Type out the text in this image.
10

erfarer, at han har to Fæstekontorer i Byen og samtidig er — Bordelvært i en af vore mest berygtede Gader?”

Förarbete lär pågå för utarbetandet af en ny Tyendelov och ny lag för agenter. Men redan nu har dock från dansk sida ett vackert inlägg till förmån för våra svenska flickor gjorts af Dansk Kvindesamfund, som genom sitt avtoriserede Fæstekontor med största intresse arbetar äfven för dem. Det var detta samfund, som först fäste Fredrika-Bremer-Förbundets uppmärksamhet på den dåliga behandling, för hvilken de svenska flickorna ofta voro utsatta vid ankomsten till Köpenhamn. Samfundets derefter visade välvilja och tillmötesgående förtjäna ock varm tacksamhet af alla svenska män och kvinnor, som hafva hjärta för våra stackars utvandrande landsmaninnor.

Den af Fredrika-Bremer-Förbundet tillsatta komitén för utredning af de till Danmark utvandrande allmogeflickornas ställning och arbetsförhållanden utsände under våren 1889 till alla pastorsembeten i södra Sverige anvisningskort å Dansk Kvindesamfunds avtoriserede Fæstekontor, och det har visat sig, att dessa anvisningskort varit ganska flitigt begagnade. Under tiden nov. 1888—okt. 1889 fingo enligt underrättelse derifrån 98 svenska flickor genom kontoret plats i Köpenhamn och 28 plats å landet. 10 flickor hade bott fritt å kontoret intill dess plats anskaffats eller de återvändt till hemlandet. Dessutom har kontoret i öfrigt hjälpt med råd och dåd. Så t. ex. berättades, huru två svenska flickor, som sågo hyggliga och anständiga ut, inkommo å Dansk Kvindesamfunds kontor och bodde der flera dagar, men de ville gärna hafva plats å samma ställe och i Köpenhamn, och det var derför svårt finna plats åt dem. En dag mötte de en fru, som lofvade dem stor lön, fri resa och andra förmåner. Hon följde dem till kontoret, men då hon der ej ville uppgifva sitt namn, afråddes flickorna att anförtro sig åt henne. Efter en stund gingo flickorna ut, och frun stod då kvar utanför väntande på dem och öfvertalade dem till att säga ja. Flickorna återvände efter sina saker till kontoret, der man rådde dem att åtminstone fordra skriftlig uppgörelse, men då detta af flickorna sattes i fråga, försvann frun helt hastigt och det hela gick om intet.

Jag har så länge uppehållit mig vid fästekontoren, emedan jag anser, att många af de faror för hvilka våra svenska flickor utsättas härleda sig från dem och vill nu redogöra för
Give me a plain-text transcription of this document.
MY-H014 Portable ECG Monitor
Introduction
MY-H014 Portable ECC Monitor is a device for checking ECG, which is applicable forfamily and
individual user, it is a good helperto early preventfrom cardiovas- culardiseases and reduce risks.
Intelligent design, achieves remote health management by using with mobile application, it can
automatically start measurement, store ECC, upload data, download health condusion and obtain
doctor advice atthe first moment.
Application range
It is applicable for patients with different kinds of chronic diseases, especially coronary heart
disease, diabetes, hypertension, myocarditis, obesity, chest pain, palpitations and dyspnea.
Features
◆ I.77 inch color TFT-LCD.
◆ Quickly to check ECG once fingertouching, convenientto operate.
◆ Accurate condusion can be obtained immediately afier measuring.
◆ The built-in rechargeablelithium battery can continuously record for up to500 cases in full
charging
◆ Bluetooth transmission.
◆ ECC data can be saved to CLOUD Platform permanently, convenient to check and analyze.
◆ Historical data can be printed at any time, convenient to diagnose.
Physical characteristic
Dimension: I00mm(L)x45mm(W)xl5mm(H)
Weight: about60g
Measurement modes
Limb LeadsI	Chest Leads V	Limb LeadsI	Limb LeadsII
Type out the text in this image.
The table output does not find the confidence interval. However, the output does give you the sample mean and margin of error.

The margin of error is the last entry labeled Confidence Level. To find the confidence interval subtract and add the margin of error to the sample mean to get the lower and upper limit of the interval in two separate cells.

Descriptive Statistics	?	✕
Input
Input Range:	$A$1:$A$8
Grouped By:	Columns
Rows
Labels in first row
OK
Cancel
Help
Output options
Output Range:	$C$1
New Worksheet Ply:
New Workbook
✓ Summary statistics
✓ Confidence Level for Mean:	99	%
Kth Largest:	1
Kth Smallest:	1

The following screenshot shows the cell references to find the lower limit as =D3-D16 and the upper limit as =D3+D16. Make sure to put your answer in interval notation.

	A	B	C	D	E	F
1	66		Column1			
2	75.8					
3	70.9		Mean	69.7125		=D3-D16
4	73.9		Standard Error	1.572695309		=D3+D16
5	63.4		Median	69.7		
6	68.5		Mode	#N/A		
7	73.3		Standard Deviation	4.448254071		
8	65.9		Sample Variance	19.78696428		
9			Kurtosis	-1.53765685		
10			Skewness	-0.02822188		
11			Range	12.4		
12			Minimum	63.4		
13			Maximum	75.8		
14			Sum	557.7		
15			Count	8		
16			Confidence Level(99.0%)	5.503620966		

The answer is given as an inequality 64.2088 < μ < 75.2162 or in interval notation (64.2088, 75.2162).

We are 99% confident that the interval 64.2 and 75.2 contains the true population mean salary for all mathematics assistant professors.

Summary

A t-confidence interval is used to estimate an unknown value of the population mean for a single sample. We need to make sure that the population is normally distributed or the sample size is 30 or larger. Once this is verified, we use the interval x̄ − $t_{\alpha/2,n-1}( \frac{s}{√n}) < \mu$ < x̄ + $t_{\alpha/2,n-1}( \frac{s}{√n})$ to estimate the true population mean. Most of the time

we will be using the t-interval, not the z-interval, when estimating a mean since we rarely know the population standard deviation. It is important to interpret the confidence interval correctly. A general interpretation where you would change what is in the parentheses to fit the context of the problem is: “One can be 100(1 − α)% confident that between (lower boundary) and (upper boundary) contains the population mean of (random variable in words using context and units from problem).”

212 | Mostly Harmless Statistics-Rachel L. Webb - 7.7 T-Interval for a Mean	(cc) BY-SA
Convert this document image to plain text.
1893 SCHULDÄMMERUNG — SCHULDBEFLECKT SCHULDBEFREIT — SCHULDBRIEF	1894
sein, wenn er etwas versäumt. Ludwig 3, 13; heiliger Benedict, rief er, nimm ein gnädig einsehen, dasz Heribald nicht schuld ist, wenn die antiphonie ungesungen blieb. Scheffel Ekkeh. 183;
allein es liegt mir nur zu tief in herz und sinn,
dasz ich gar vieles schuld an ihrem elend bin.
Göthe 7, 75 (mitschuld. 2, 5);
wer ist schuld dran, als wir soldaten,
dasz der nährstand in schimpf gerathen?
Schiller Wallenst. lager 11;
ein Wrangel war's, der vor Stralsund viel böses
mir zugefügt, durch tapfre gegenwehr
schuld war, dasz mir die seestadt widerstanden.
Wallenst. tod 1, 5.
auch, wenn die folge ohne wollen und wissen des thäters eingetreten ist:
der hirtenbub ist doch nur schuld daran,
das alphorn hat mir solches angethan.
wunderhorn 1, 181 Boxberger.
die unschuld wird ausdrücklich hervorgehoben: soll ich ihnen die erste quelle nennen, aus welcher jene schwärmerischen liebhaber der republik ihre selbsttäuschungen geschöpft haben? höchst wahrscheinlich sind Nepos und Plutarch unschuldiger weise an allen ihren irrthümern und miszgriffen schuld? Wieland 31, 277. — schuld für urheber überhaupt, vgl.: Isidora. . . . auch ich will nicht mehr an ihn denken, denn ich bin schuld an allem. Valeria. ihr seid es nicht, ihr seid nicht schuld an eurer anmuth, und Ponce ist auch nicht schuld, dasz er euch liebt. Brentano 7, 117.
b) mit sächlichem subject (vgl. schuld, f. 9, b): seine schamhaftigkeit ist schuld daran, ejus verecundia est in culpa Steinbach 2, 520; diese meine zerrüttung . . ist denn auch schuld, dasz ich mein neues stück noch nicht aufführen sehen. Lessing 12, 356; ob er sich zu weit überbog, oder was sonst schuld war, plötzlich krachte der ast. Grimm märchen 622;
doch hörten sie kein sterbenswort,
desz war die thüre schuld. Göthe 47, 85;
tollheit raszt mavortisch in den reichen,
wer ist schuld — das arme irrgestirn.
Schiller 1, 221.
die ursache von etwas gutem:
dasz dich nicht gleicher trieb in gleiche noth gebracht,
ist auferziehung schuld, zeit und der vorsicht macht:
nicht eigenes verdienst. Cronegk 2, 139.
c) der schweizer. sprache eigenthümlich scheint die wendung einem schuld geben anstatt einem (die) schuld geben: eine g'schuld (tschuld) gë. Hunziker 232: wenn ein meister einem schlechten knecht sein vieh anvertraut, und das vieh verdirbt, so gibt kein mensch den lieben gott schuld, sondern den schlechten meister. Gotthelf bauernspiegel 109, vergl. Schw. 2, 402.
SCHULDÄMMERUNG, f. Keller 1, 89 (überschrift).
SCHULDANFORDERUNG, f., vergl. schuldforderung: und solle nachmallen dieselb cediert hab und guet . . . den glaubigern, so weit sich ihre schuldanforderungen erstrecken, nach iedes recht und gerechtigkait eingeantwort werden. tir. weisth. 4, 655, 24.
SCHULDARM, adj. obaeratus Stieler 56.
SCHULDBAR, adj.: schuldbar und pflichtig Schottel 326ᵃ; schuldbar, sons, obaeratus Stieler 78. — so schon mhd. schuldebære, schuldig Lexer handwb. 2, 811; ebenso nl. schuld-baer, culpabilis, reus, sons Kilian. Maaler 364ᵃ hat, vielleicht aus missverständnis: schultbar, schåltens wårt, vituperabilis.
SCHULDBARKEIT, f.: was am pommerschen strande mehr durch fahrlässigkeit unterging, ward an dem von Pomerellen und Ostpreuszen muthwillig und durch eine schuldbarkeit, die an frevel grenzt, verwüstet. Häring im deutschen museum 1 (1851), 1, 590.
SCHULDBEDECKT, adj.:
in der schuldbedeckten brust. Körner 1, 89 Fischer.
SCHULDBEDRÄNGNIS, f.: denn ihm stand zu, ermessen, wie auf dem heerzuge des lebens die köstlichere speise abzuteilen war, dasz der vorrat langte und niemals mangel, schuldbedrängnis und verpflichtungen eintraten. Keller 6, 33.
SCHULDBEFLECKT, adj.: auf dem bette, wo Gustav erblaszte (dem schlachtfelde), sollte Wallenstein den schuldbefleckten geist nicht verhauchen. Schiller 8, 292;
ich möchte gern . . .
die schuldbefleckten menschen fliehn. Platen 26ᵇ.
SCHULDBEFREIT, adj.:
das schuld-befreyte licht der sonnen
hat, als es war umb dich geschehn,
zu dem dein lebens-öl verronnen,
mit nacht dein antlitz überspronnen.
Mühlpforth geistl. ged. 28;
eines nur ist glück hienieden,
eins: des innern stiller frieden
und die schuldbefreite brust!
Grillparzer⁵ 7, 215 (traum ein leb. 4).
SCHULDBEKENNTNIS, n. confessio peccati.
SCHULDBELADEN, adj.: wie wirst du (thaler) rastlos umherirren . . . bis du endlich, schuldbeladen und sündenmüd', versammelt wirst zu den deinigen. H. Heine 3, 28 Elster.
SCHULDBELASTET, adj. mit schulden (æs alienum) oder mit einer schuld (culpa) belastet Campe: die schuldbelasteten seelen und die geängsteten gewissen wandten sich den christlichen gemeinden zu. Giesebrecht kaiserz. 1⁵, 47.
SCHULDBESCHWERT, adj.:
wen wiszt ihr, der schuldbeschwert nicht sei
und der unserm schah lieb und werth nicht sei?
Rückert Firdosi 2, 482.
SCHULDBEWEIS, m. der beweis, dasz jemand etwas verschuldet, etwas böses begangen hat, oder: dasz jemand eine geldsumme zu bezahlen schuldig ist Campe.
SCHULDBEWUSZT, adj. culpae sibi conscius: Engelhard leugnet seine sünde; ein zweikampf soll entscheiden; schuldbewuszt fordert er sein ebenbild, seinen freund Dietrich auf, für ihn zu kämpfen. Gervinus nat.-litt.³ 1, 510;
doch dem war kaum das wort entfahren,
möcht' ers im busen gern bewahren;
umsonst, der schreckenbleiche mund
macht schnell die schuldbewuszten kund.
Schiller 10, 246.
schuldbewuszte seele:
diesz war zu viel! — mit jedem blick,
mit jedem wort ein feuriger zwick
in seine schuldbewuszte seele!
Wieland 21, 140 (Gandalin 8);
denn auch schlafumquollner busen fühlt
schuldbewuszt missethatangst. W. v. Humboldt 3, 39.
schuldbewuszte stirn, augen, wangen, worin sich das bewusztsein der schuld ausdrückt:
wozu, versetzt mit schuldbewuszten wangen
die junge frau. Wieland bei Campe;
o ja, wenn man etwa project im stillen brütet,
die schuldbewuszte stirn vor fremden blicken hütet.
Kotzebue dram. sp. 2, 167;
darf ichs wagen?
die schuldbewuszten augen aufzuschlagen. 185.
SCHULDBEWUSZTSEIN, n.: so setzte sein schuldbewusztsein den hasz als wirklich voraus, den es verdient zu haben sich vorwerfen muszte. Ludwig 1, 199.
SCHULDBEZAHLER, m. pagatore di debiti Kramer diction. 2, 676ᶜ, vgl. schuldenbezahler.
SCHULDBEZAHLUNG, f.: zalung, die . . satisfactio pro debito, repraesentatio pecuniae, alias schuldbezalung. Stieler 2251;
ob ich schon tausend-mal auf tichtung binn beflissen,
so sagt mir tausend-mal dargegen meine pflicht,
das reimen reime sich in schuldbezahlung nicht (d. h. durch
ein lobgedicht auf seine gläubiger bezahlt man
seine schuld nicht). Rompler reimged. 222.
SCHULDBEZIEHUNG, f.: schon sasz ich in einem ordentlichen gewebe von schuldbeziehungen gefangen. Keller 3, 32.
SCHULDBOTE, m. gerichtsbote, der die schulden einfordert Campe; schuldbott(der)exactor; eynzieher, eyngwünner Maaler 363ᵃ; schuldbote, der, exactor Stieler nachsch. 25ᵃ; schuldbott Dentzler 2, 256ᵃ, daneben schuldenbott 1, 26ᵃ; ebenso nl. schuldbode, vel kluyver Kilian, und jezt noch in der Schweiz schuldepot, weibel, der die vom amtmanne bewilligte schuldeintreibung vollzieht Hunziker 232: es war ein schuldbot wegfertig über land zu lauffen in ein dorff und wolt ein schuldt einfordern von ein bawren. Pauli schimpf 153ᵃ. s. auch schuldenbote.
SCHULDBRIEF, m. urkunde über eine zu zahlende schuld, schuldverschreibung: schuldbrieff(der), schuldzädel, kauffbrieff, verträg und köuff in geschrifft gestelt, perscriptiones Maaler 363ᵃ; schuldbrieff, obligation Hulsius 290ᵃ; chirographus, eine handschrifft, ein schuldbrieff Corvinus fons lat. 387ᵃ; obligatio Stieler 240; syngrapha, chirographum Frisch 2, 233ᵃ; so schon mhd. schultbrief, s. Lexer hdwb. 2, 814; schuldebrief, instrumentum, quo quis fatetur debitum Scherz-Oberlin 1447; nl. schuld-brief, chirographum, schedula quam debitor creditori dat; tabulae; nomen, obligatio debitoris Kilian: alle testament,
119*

· · · ·

» **HOW TO COMPLETE THIS TASK**
Which lines in the data above contain "etwas"? Show each one.

» **COMPLETED TASK**
sein, wenn er etwas versäumt. Ludwig 3, 13; heiliger Benedict, rief er, nimm ein gnädig einsehen, dasz Heribald nicht schuld ist, wenn die antiphonie ungesungen blieb. Scheffel Ekkeh. 183;
die ursache von etwas gutem:
SCHULDBEWEIS, m. der beweis, dasz jemand etwas verschuldet, etwas böses begangen hat, oder: dasz jemand eine geldsumme zu bezahlen schuldig ist Campe.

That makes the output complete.